=== OBJECTIVE ===
Find the word "Incentive" in the listing; pull out each line holding it.

=== DATA ENTRIES ===
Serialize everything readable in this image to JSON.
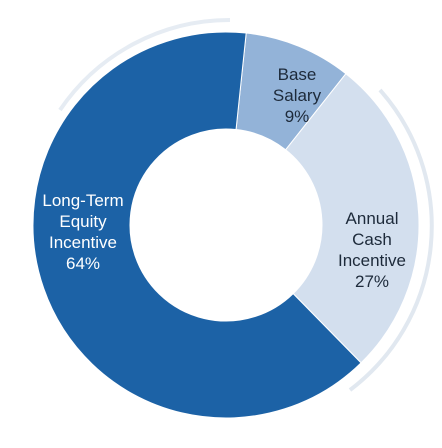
{
  "chart_data": {
    "type": "donut",
    "categories": [
      "Base Salary",
      "Annual Cash Incentive",
      "Long-Term Equity Incentive"
    ],
    "values": [
      9,
      27,
      64
    ],
    "value_labels": [
      "9%",
      "27%",
      "64%"
    ],
    "colors": [
      "#93b3d8",
      "#d3dfee",
      "#1c62a6"
    ]
  }
}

=== FULL SOLUTION ===
      "Annual Cash Incentive",
      "Long-Term Equity Incentive"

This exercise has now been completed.